Data extracted from a collection
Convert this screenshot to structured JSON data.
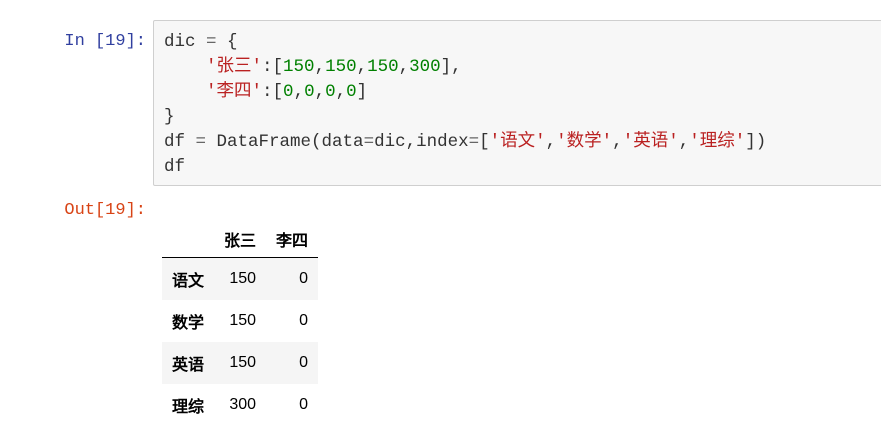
{
  "input_prompt": "In [19]:",
  "output_prompt": "Out[19]:",
  "code_lines": [
    [
      [
        "p",
        "dic "
      ],
      [
        "op",
        "="
      ],
      [
        "p",
        " {"
      ]
    ],
    [
      [
        "p",
        "    "
      ],
      [
        "str",
        "'张三'"
      ],
      [
        "p",
        ":["
      ],
      [
        "num",
        "150"
      ],
      [
        "p",
        ","
      ],
      [
        "num",
        "150"
      ],
      [
        "p",
        ","
      ],
      [
        "num",
        "150"
      ],
      [
        "p",
        ","
      ],
      [
        "num",
        "300"
      ],
      [
        "p",
        "],"
      ]
    ],
    [
      [
        "p",
        "    "
      ],
      [
        "str",
        "'李四'"
      ],
      [
        "p",
        ":["
      ],
      [
        "num",
        "0"
      ],
      [
        "p",
        ","
      ],
      [
        "num",
        "0"
      ],
      [
        "p",
        ","
      ],
      [
        "num",
        "0"
      ],
      [
        "p",
        ","
      ],
      [
        "num",
        "0"
      ],
      [
        "p",
        "]"
      ]
    ],
    [
      [
        "p",
        "}"
      ]
    ],
    [
      [
        "p",
        "df "
      ],
      [
        "op",
        "="
      ],
      [
        "p",
        " DataFrame(data"
      ],
      [
        "op",
        "="
      ],
      [
        "p",
        "dic,index"
      ],
      [
        "op",
        "="
      ],
      [
        "p",
        "["
      ],
      [
        "str",
        "'语文'"
      ],
      [
        "p",
        ","
      ],
      [
        "str",
        "'数学'"
      ],
      [
        "p",
        ","
      ],
      [
        "str",
        "'英语'"
      ],
      [
        "p",
        ","
      ],
      [
        "str",
        "'理综'"
      ],
      [
        "p",
        "])"
      ]
    ],
    [
      [
        "p",
        "df"
      ]
    ]
  ],
  "table": {
    "columns": [
      "",
      "张三",
      "李四"
    ],
    "rows": [
      {
        "index": "语文",
        "values": [
          "150",
          "0"
        ]
      },
      {
        "index": "数学",
        "values": [
          "150",
          "0"
        ]
      },
      {
        "index": "英语",
        "values": [
          "150",
          "0"
        ]
      },
      {
        "index": "理综",
        "values": [
          "300",
          "0"
        ]
      }
    ]
  }
}
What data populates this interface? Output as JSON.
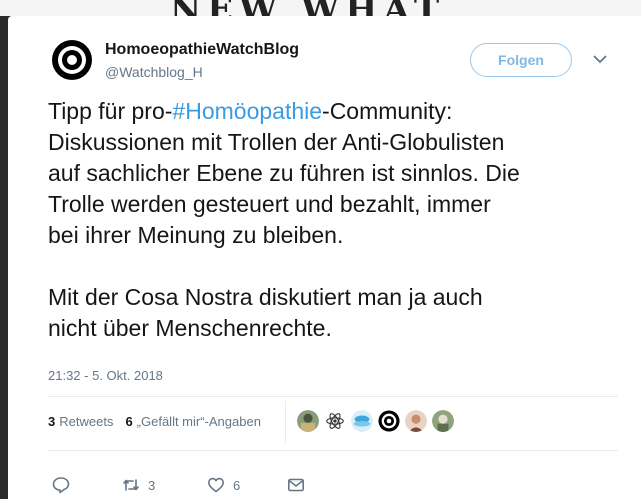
{
  "account": {
    "name": "HomoeopathieWatchBlog",
    "handle": "@Watchblog_H",
    "follow_label": "Folgen"
  },
  "tweet": {
    "line1_prefix": "Tipp für pro-",
    "hashtag": "#Homöopathie",
    "line1_suffix": "-Community:",
    "body": "Diskussionen mit Trollen der Anti-Globulisten\nauf sachlicher Ebene zu führen ist sinnlos. Die\nTrolle werden gesteuert und bezahlt, immer\nbei ihrer Meinung zu bleiben.\n\nMit der Cosa Nostra diskutiert man ja auch\nnicht über Menschenrechte.",
    "timestamp": "21:32 - 5. Okt. 2018"
  },
  "stats": {
    "retweets_count": "3",
    "retweets_label": "Retweets",
    "likes_count": "6",
    "likes_label": "„Gefällt mir“-Angaben"
  },
  "actions": {
    "reply_icon": "reply-icon",
    "retweet_icon": "retweet-icon",
    "retweet_count": "3",
    "like_icon": "heart-icon",
    "like_count": "6",
    "dm_icon": "envelope-icon"
  },
  "colors": {
    "hashtag": "#3a9be0",
    "follow_border": "#9bc9ef",
    "muted": "#657786"
  }
}
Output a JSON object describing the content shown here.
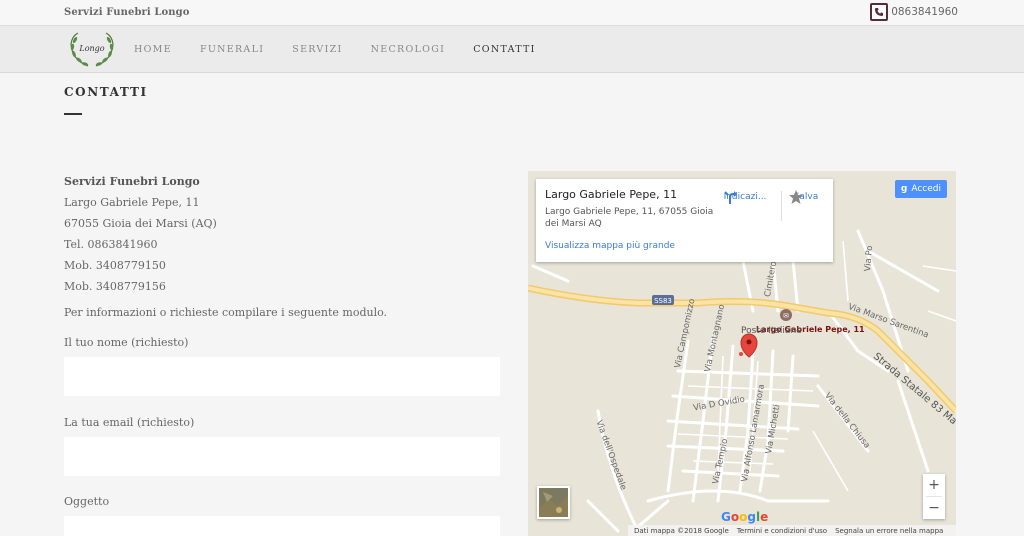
{
  "topbar": {
    "brand": "Servizi Funebri Longo",
    "phone": "0863841960",
    "phone_icon": "phone-icon"
  },
  "nav": {
    "logo_text": "Longo",
    "items": [
      {
        "label": "HOME",
        "active": false
      },
      {
        "label": "FUNERALI",
        "active": false
      },
      {
        "label": "SERVIZI",
        "active": false
      },
      {
        "label": "NECROLOGI",
        "active": false
      },
      {
        "label": "CONTATTI",
        "active": true
      }
    ]
  },
  "page": {
    "title": "CONTATTI"
  },
  "contact": {
    "name": "Servizi Funebri Longo",
    "address": "Largo Gabriele Pepe, 11",
    "city": "67055 Gioia dei Marsi (AQ)",
    "tel": "Tel. 0863841960",
    "mob1": "Mob. 3408779150",
    "mob2": "Mob. 3408779156",
    "intro": "Per informazioni o richieste compilare i seguente modulo."
  },
  "form": {
    "name_label": "Il tuo nome (richiesto)",
    "email_label": "La tua email (richiesto)",
    "subject_label": "Oggetto"
  },
  "map": {
    "card_title": "Largo Gabriele Pepe, 11",
    "card_address": "Largo Gabriele Pepe, 11, 67055 Gioia dei Marsi AQ",
    "directions_label": "Indicazi...",
    "save_label": "Salva",
    "larger_map_link": "Visualizza mappa più grande",
    "signin_label": "Accedi",
    "zoom_in": "+",
    "zoom_out": "−",
    "google_logo": "Google",
    "footer": {
      "data": "Dati mappa ©2018 Google",
      "terms": "Termini e condizioni d'uso",
      "report": "Segnala un errore nella mappa"
    },
    "pin_label": "Largo Gabriele Pepe, 11",
    "road_badge": "SS83",
    "street_labels": {
      "poste": "Poste Italiane",
      "campomizzo": "Via Campomizzo",
      "montagnano": "Via Montagnano",
      "dovidio": "Via D Ovidio",
      "tempio": "Via Tempio",
      "lamarmora": "Via Alfonso Lamarmora",
      "michetti": "Via Michetti",
      "ospedale": "Via dell'Ospedale",
      "chiusa": "Via della Chiusa",
      "statale": "Strada Statale 83 Ma",
      "sarentina": "Via Marso Sarentina",
      "cimitero": "Cimitero",
      "po": "Via Po"
    },
    "colors": {
      "pin": "#e8453c",
      "road_major": "#f6d98a",
      "link": "#3a7bd5"
    }
  }
}
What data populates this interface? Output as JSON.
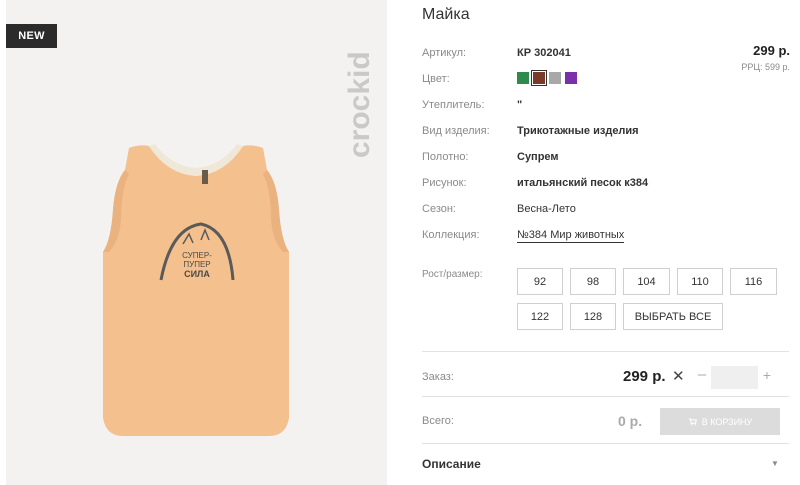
{
  "product": {
    "badge": "NEW",
    "brand": "crockid",
    "print_text": [
      "СУПЕР-",
      "ПУПЕР",
      "СИЛА"
    ],
    "title": "Майка"
  },
  "attributes": [
    {
      "label": "Артикул:",
      "value": "КР 302041"
    },
    {
      "label": "Цвет:",
      "value": ""
    },
    {
      "label": "Утеплитель:",
      "value": "\""
    },
    {
      "label": "Вид изделия:",
      "value": "Трикотажные изделия"
    },
    {
      "label": "Полотно:",
      "value": "Супрем"
    },
    {
      "label": "Рисунок:",
      "value": "итальянский песок к384"
    },
    {
      "label": "Сезон:",
      "value": "Весна-Лето"
    },
    {
      "label": "Коллекция:",
      "value": "№384 Мир животных"
    }
  ],
  "colors": [
    {
      "name": "green",
      "hex": "#2f8a4e"
    },
    {
      "name": "brown",
      "hex": "#7a3a2a",
      "selected": true
    },
    {
      "name": "gray",
      "hex": "#a8a8a8"
    },
    {
      "name": "purple",
      "hex": "#7b2fa8"
    }
  ],
  "pricing": {
    "price": "299 р.",
    "rrp": "РРЦ: 599 р."
  },
  "sizes": {
    "label": "Рост/размер:",
    "options": [
      "92",
      "98",
      "104",
      "110",
      "116",
      "122",
      "128"
    ],
    "select_all": "ВЫБРАТЬ ВСЕ"
  },
  "order": {
    "label": "Заказ:",
    "price": "299 р.",
    "remove_symbol": "✕",
    "minus": "–",
    "quantity": "",
    "plus": "+"
  },
  "total": {
    "label": "Всего:",
    "value": "0 р.",
    "cart_button": "В КОРЗИНУ"
  },
  "description": {
    "label": "Описание"
  },
  "icons": {
    "cart": "cart-icon",
    "caret": "chevron-down-icon"
  }
}
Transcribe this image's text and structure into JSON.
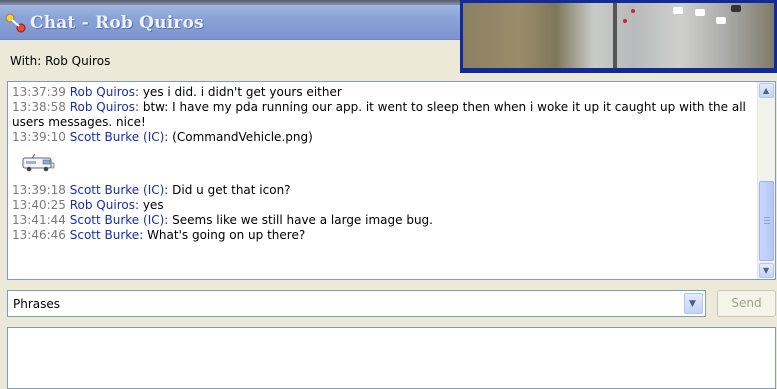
{
  "window": {
    "title": "Chat - Rob Quiros",
    "with_label": "With: Rob Quiros"
  },
  "messages": [
    {
      "time": "13:37:39",
      "sender": "Rob Quiros:",
      "text": "yes i did.  i didn't get yours either"
    },
    {
      "time": "13:38:58",
      "sender": "Rob Quiros:",
      "text": "btw:  I have my pda running our app.  it went to sleep then when i woke it up it caught up with the all users messages.  nice!"
    },
    {
      "time": "13:39:10",
      "sender": "Scott Burke (IC):",
      "text": "(CommandVehicle.png)"
    },
    {
      "time": "13:39:18",
      "sender": "Scott Burke (IC):",
      "text": "Did u get that icon?"
    },
    {
      "time": "13:40:25",
      "sender": "Rob Quiros:",
      "text": "yes"
    },
    {
      "time": "13:41:44",
      "sender": "Scott Burke (IC):",
      "text": "Seems like we still have a large image bug."
    },
    {
      "time": "13:46:46",
      "sender": "Scott Burke:",
      "text": "What's going on up there?"
    }
  ],
  "attachment_icon": "command-vehicle-icon",
  "phrases": {
    "selected": "Phrases"
  },
  "send_button": {
    "label": "Send",
    "enabled": false
  },
  "message_input": {
    "value": ""
  },
  "colors": {
    "sender": "#1a2ea8",
    "timestamp": "#7a7a7a",
    "video_border": "#102a9a",
    "background": "#ece9d8"
  }
}
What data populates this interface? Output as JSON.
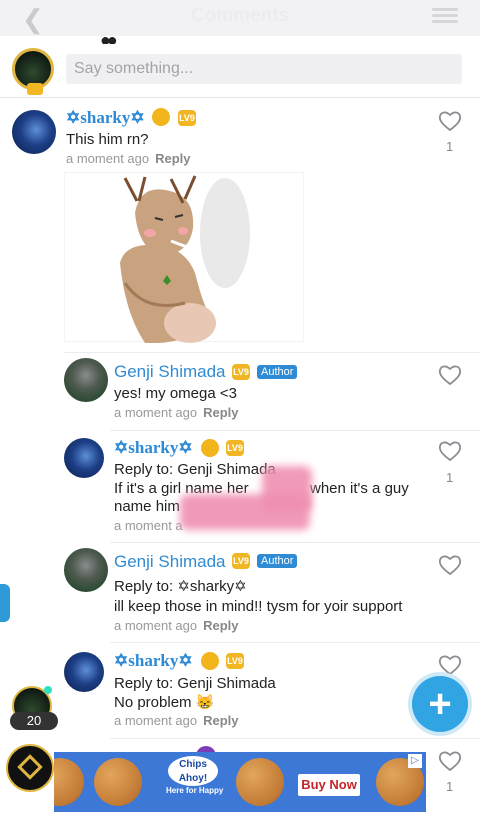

# Stated exercise:
In the entries above, identify every line with the word "Longo". Copy those lines.

# Correct answer:
    "brand": "Servizi Funebri Longo",
    "logo_text": "Longo",
    "name": "Servizi Funebri Longo",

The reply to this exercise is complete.